What you will do:
Go through the entries and transcribe each one exactly, dropping the pictures.

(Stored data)

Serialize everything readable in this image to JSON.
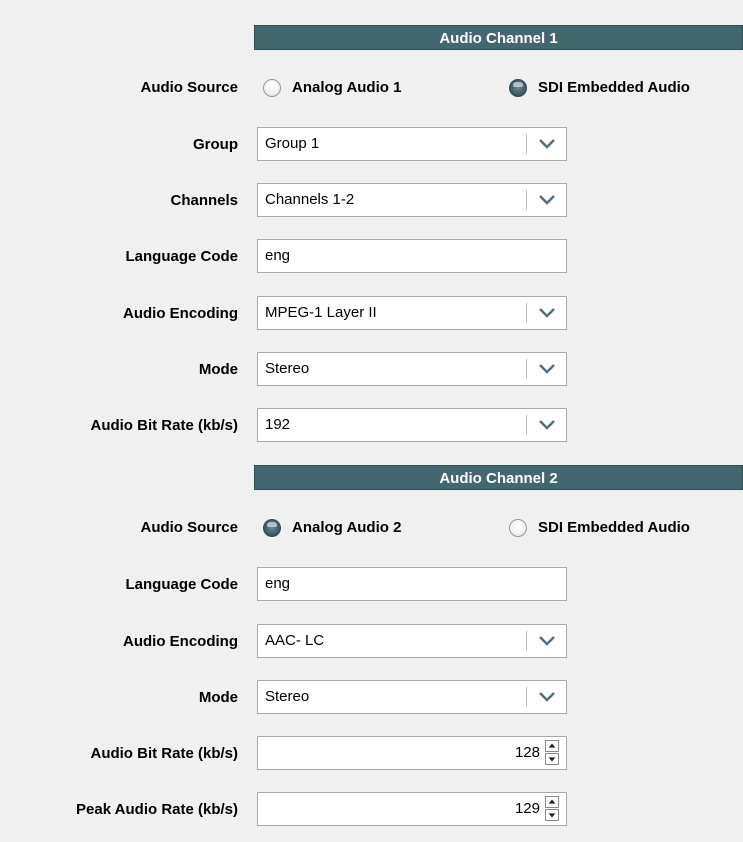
{
  "channel1": {
    "header": "Audio Channel 1",
    "audio_source": {
      "label": "Audio Source",
      "options": [
        "Analog Audio 1",
        "SDI Embedded Audio"
      ],
      "selected": "SDI Embedded Audio"
    },
    "group": {
      "label": "Group",
      "value": "Group 1"
    },
    "channels": {
      "label": "Channels",
      "value": "Channels 1-2"
    },
    "language_code": {
      "label": "Language Code",
      "value": "eng"
    },
    "audio_encoding": {
      "label": "Audio Encoding",
      "value": "MPEG-1 Layer II"
    },
    "mode": {
      "label": "Mode",
      "value": "Stereo"
    },
    "audio_bit_rate": {
      "label": "Audio Bit Rate (kb/s)",
      "value": "192"
    }
  },
  "channel2": {
    "header": "Audio Channel 2",
    "audio_source": {
      "label": "Audio Source",
      "options": [
        "Analog Audio 2",
        "SDI Embedded Audio"
      ],
      "selected": "Analog Audio 2"
    },
    "language_code": {
      "label": "Language Code",
      "value": "eng"
    },
    "audio_encoding": {
      "label": "Audio Encoding",
      "value": "AAC- LC"
    },
    "mode": {
      "label": "Mode",
      "value": "Stereo"
    },
    "audio_bit_rate": {
      "label": "Audio Bit Rate (kb/s)",
      "value": "128"
    },
    "peak_audio_rate": {
      "label": "Peak Audio Rate (kb/s)",
      "value": "129"
    }
  },
  "icons": {
    "dropdown": "chevron-down-icon",
    "spin_up": "caret-up-icon",
    "spin_down": "caret-down-icon"
  },
  "colors": {
    "header_bg": "#42676f",
    "background": "#f0f0f0",
    "radio_selected": "#33505c"
  }
}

Task response:
Serialize everything readable in this image to JSON.
{
  "channel1": {
    "header": "Audio Channel 1",
    "audio_source": {
      "label": "Audio Source",
      "options": [
        "Analog Audio 1",
        "SDI Embedded Audio"
      ],
      "selected": "SDI Embedded Audio"
    },
    "group": {
      "label": "Group",
      "value": "Group 1"
    },
    "channels": {
      "label": "Channels",
      "value": "Channels 1-2"
    },
    "language_code": {
      "label": "Language Code",
      "value": "eng"
    },
    "audio_encoding": {
      "label": "Audio Encoding",
      "value": "MPEG-1 Layer II"
    },
    "mode": {
      "label": "Mode",
      "value": "Stereo"
    },
    "audio_bit_rate": {
      "label": "Audio Bit Rate (kb/s)",
      "value": "192"
    }
  },
  "channel2": {
    "header": "Audio Channel 2",
    "audio_source": {
      "label": "Audio Source",
      "options": [
        "Analog Audio 2",
        "SDI Embedded Audio"
      ],
      "selected": "Analog Audio 2"
    },
    "language_code": {
      "label": "Language Code",
      "value": "eng"
    },
    "audio_encoding": {
      "label": "Audio Encoding",
      "value": "AAC- LC"
    },
    "mode": {
      "label": "Mode",
      "value": "Stereo"
    },
    "audio_bit_rate": {
      "label": "Audio Bit Rate (kb/s)",
      "value": "128"
    },
    "peak_audio_rate": {
      "label": "Peak Audio Rate (kb/s)",
      "value": "129"
    }
  },
  "icons": {
    "dropdown": "chevron-down-icon",
    "spin_up": "caret-up-icon",
    "spin_down": "caret-down-icon"
  },
  "colors": {
    "header_bg": "#42676f",
    "background": "#f0f0f0",
    "radio_selected": "#33505c"
  }
}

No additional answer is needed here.